_REQUIREMENT_
Copy every line that contains the string "Mountain" from the entries below.

_INFORMATION GIVEN_
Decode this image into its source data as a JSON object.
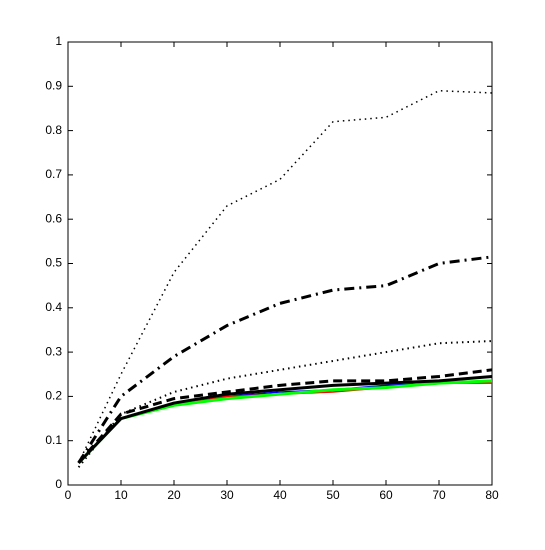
{
  "chart_data": {
    "type": "line",
    "x": [
      2,
      10,
      20,
      30,
      40,
      50,
      60,
      70,
      80
    ],
    "series": [
      {
        "color": "#0000ff",
        "style": "solid",
        "width": 1.5,
        "values": [
          0.05,
          0.15,
          0.18,
          0.2,
          0.21,
          0.215,
          0.225,
          0.23,
          0.235
        ]
      },
      {
        "color": "#ff0000",
        "style": "solid",
        "width": 1.5,
        "values": [
          0.05,
          0.15,
          0.18,
          0.2,
          0.205,
          0.21,
          0.22,
          0.23,
          0.23
        ]
      },
      {
        "color": "#00ff00",
        "style": "solid",
        "width": 3,
        "values": [
          0.05,
          0.15,
          0.18,
          0.195,
          0.205,
          0.215,
          0.22,
          0.23,
          0.235
        ]
      },
      {
        "color": "#000000",
        "style": "dotted",
        "width": 1.5,
        "values": [
          0.05,
          0.25,
          0.48,
          0.63,
          0.69,
          0.82,
          0.83,
          0.89,
          0.885
        ]
      },
      {
        "color": "#000000",
        "style": "dashdot",
        "width": 3,
        "values": [
          0.05,
          0.2,
          0.29,
          0.36,
          0.41,
          0.44,
          0.45,
          0.5,
          0.515
        ]
      },
      {
        "color": "#000000",
        "style": "dotted",
        "width": 2,
        "values": [
          0.04,
          0.16,
          0.21,
          0.24,
          0.26,
          0.28,
          0.3,
          0.32,
          0.325
        ]
      },
      {
        "color": "#000000",
        "style": "dashed",
        "width": 3,
        "values": [
          0.05,
          0.16,
          0.195,
          0.21,
          0.225,
          0.235,
          0.235,
          0.245,
          0.26
        ]
      },
      {
        "color": "#000000",
        "style": "solid",
        "width": 3,
        "values": [
          0.05,
          0.15,
          0.185,
          0.205,
          0.215,
          0.225,
          0.23,
          0.235,
          0.245
        ]
      }
    ],
    "xlim": [
      0,
      80
    ],
    "xticks": [
      0,
      10,
      20,
      30,
      40,
      50,
      60,
      70,
      80
    ],
    "ylim": [
      0,
      1
    ],
    "yticks": [
      0,
      0.1,
      0.2,
      0.3,
      0.4,
      0.5,
      0.6,
      0.7,
      0.8,
      0.9,
      1
    ],
    "grid": false
  }
}
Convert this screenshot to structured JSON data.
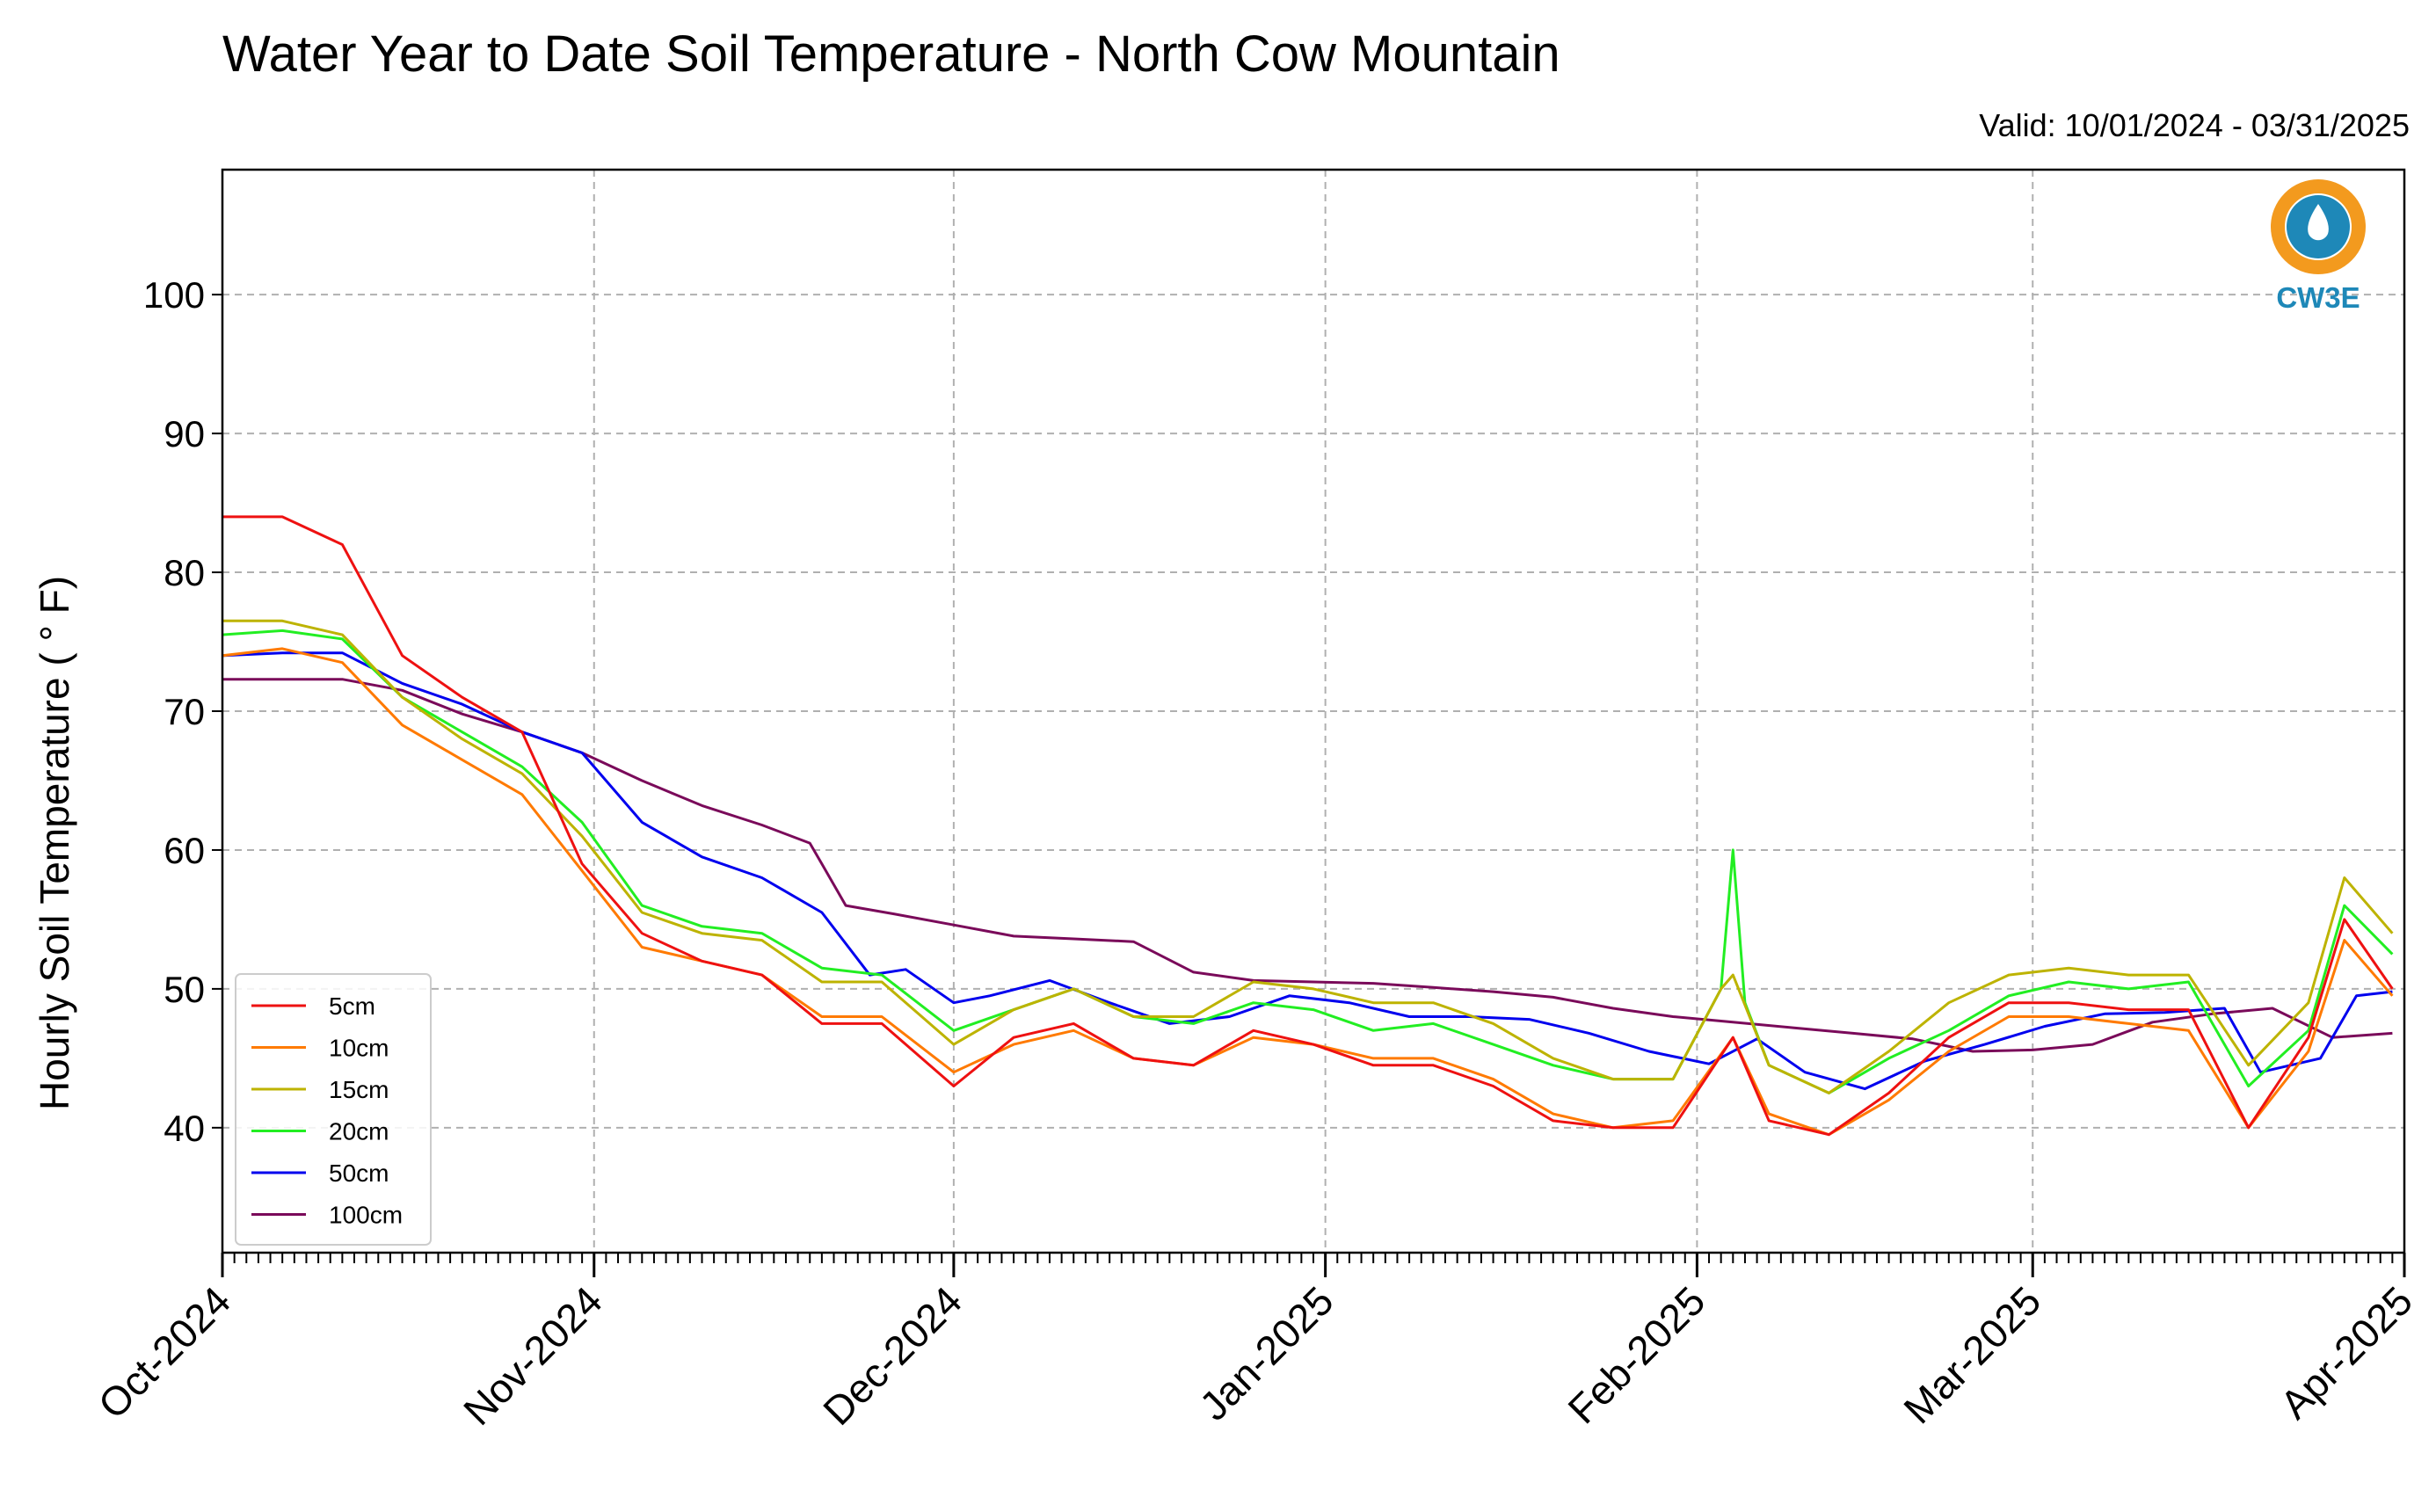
{
  "title": "Water Year to Date Soil Temperature - North Cow Mountain",
  "valid_label": "Valid: 10/01/2024 - 03/31/2025",
  "logo_text": "CW3E",
  "colors": {
    "5cm": "#ee1111",
    "10cm": "#ff7a00",
    "15cm": "#bdb300",
    "20cm": "#22ee22",
    "50cm": "#0000ee",
    "100cm": "#7a0a5a",
    "logo_orange": "#f39a1e",
    "logo_blue": "#1e88b8"
  },
  "chart_data": {
    "type": "line",
    "title": "Water Year to Date Soil Temperature - North Cow Mountain",
    "ylabel": "Hourly Soil Temperature ( ° F)",
    "xlabel": "",
    "xlim": [
      "2024-10-01",
      "2025-04-01"
    ],
    "ylim": [
      31,
      109
    ],
    "yticks": [
      40,
      50,
      60,
      70,
      80,
      90,
      100
    ],
    "xtick_labels": [
      "Oct-2024",
      "Nov-2024",
      "Dec-2024",
      "Jan-2025",
      "Feb-2025",
      "Mar-2025",
      "Apr-2025"
    ],
    "xtick_dates": [
      "2024-10-01",
      "2024-11-01",
      "2024-12-01",
      "2025-01-01",
      "2025-02-01",
      "2025-03-01",
      "2025-04-01"
    ],
    "grid": true,
    "legend_position": "lower-left",
    "series": [
      {
        "name": "100cm",
        "x": [
          "2024-10-01",
          "2024-10-06",
          "2024-10-11",
          "2024-10-16",
          "2024-10-21",
          "2024-10-26",
          "2024-10-31",
          "2024-11-05",
          "2024-11-10",
          "2024-11-15",
          "2024-11-19",
          "2024-11-20",
          "2024-11-22",
          "2024-11-26",
          "2024-12-01",
          "2024-12-06",
          "2024-12-11",
          "2024-12-16",
          "2024-12-21",
          "2024-12-26",
          "2024-12-31",
          "2025-01-05",
          "2025-01-10",
          "2025-01-15",
          "2025-01-20",
          "2025-01-25",
          "2025-01-30",
          "2025-02-04",
          "2025-02-09",
          "2025-02-14",
          "2025-02-19",
          "2025-02-24",
          "2025-03-01",
          "2025-03-06",
          "2025-03-11",
          "2025-03-16",
          "2025-03-21",
          "2025-03-26",
          "2025-03-31"
        ],
        "y": [
          72.3,
          72.3,
          72.3,
          71.5,
          69.8,
          68.5,
          67.0,
          65.0,
          63.2,
          61.8,
          60.5,
          59.0,
          56.0,
          55.4,
          54.6,
          53.8,
          53.6,
          53.4,
          51.2,
          50.6,
          50.5,
          50.4,
          50.1,
          49.8,
          49.4,
          48.6,
          48.0,
          47.6,
          47.2,
          46.8,
          46.4,
          45.5,
          45.6,
          46.0,
          47.6,
          48.2,
          48.6,
          46.5,
          46.8
        ]
      },
      {
        "name": "50cm",
        "x": [
          "2024-10-01",
          "2024-10-06",
          "2024-10-11",
          "2024-10-16",
          "2024-10-21",
          "2024-10-26",
          "2024-10-31",
          "2024-11-05",
          "2024-11-10",
          "2024-11-15",
          "2024-11-20",
          "2024-11-24",
          "2024-11-27",
          "2024-12-01",
          "2024-12-04",
          "2024-12-09",
          "2024-12-14",
          "2024-12-19",
          "2024-12-24",
          "2024-12-29",
          "2025-01-03",
          "2025-01-08",
          "2025-01-13",
          "2025-01-18",
          "2025-01-23",
          "2025-01-28",
          "2025-02-02",
          "2025-02-06",
          "2025-02-10",
          "2025-02-15",
          "2025-02-20",
          "2025-02-25",
          "2025-03-02",
          "2025-03-07",
          "2025-03-12",
          "2025-03-17",
          "2025-03-20",
          "2025-03-25",
          "2025-03-28",
          "2025-03-31"
        ],
        "y": [
          74.0,
          74.2,
          74.2,
          72.0,
          70.5,
          68.5,
          67.0,
          62.0,
          59.5,
          58.0,
          55.5,
          51.0,
          51.4,
          49.0,
          49.5,
          50.6,
          49.0,
          47.5,
          48.0,
          49.5,
          49.0,
          48.0,
          48.0,
          47.8,
          46.8,
          45.5,
          44.6,
          46.4,
          44.0,
          42.8,
          44.8,
          46.0,
          47.3,
          48.2,
          48.3,
          48.6,
          44.0,
          45.0,
          49.5,
          49.8
        ]
      },
      {
        "name": "20cm",
        "x": [
          "2024-10-01",
          "2024-10-06",
          "2024-10-11",
          "2024-10-16",
          "2024-10-21",
          "2024-10-26",
          "2024-10-31",
          "2024-11-05",
          "2024-11-10",
          "2024-11-15",
          "2024-11-20",
          "2024-11-25",
          "2024-12-01",
          "2024-12-06",
          "2024-12-11",
          "2024-12-16",
          "2024-12-21",
          "2024-12-26",
          "2024-12-31",
          "2025-01-05",
          "2025-01-10",
          "2025-01-15",
          "2025-01-20",
          "2025-01-25",
          "2025-01-30",
          "2025-02-03",
          "2025-02-04",
          "2025-02-05",
          "2025-02-07",
          "2025-02-12",
          "2025-02-17",
          "2025-02-22",
          "2025-02-27",
          "2025-03-04",
          "2025-03-09",
          "2025-03-14",
          "2025-03-19",
          "2025-03-24",
          "2025-03-27",
          "2025-03-31"
        ],
        "y": [
          75.5,
          75.8,
          75.2,
          71.0,
          68.5,
          66.0,
          62.0,
          56.0,
          54.5,
          54.0,
          51.5,
          51.0,
          47.0,
          48.5,
          50.0,
          48.0,
          47.5,
          49.0,
          48.5,
          47.0,
          47.5,
          46.0,
          44.5,
          43.5,
          43.5,
          50.0,
          60.0,
          49.0,
          44.5,
          42.5,
          45.0,
          47.0,
          49.5,
          50.5,
          50.0,
          50.5,
          43.0,
          47.0,
          56.0,
          52.5
        ]
      },
      {
        "name": "15cm",
        "x": [
          "2024-10-01",
          "2024-10-06",
          "2024-10-11",
          "2024-10-16",
          "2024-10-21",
          "2024-10-26",
          "2024-10-31",
          "2024-11-05",
          "2024-11-10",
          "2024-11-15",
          "2024-11-20",
          "2024-11-25",
          "2024-12-01",
          "2024-12-06",
          "2024-12-11",
          "2024-12-16",
          "2024-12-21",
          "2024-12-26",
          "2024-12-31",
          "2025-01-05",
          "2025-01-10",
          "2025-01-15",
          "2025-01-20",
          "2025-01-25",
          "2025-01-30",
          "2025-02-03",
          "2025-02-04",
          "2025-02-07",
          "2025-02-12",
          "2025-02-17",
          "2025-02-22",
          "2025-02-27",
          "2025-03-04",
          "2025-03-09",
          "2025-03-14",
          "2025-03-19",
          "2025-03-24",
          "2025-03-27",
          "2025-03-31"
        ],
        "y": [
          76.5,
          76.5,
          75.5,
          71.0,
          68.0,
          65.5,
          61.0,
          55.5,
          54.0,
          53.5,
          50.5,
          50.5,
          46.0,
          48.5,
          50.0,
          48.0,
          48.0,
          50.5,
          50.0,
          49.0,
          49.0,
          47.5,
          45.0,
          43.5,
          43.5,
          50.0,
          51.0,
          44.5,
          42.5,
          45.5,
          49.0,
          51.0,
          51.5,
          51.0,
          51.0,
          44.5,
          49.0,
          58.0,
          54.0
        ]
      },
      {
        "name": "10cm",
        "x": [
          "2024-10-01",
          "2024-10-06",
          "2024-10-11",
          "2024-10-16",
          "2024-10-21",
          "2024-10-26",
          "2024-10-31",
          "2024-11-05",
          "2024-11-10",
          "2024-11-15",
          "2024-11-20",
          "2024-11-25",
          "2024-12-01",
          "2024-12-06",
          "2024-12-11",
          "2024-12-16",
          "2024-12-21",
          "2024-12-26",
          "2024-12-31",
          "2025-01-05",
          "2025-01-10",
          "2025-01-15",
          "2025-01-20",
          "2025-01-25",
          "2025-01-30",
          "2025-02-04",
          "2025-02-07",
          "2025-02-12",
          "2025-02-17",
          "2025-02-22",
          "2025-02-27",
          "2025-03-04",
          "2025-03-09",
          "2025-03-14",
          "2025-03-19",
          "2025-03-24",
          "2025-03-27",
          "2025-03-31"
        ],
        "y": [
          74.0,
          74.5,
          73.5,
          69.0,
          66.5,
          64.0,
          58.5,
          53.0,
          52.0,
          51.0,
          48.0,
          48.0,
          44.0,
          46.0,
          47.0,
          45.0,
          44.5,
          46.5,
          46.0,
          45.0,
          45.0,
          43.5,
          41.0,
          40.0,
          40.5,
          46.5,
          41.0,
          39.5,
          42.0,
          45.5,
          48.0,
          48.0,
          47.5,
          47.0,
          40.0,
          45.5,
          53.5,
          49.5
        ]
      },
      {
        "name": "5cm",
        "x": [
          "2024-10-01",
          "2024-10-06",
          "2024-10-11",
          "2024-10-16",
          "2024-10-21",
          "2024-10-26",
          "2024-10-31",
          "2024-11-05",
          "2024-11-10",
          "2024-11-15",
          "2024-11-20",
          "2024-11-25",
          "2024-12-01",
          "2024-12-06",
          "2024-12-11",
          "2024-12-16",
          "2024-12-21",
          "2024-12-26",
          "2024-12-31",
          "2025-01-05",
          "2025-01-10",
          "2025-01-15",
          "2025-01-20",
          "2025-01-25",
          "2025-01-30",
          "2025-02-04",
          "2025-02-07",
          "2025-02-12",
          "2025-02-17",
          "2025-02-22",
          "2025-02-27",
          "2025-03-04",
          "2025-03-09",
          "2025-03-14",
          "2025-03-19",
          "2025-03-24",
          "2025-03-27",
          "2025-03-31"
        ],
        "y": [
          84.0,
          84.0,
          82.0,
          74.0,
          71.0,
          68.5,
          59.0,
          54.0,
          52.0,
          51.0,
          47.5,
          47.5,
          43.0,
          46.5,
          47.5,
          45.0,
          44.5,
          47.0,
          46.0,
          44.5,
          44.5,
          43.0,
          40.5,
          40.0,
          40.0,
          46.5,
          40.5,
          39.5,
          42.5,
          46.5,
          49.0,
          49.0,
          48.5,
          48.5,
          40.0,
          46.5,
          55.0,
          50.0
        ]
      }
    ],
    "legend_entries": [
      "5cm",
      "10cm",
      "15cm",
      "20cm",
      "50cm",
      "100cm"
    ]
  }
}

_ANSWER FOR THIS EXERCISE_
  "title": "Water Year to Date Soil Temperature - North Cow Mountain",
    "title": "Water Year to Date Soil Temperature - North Cow Mountain",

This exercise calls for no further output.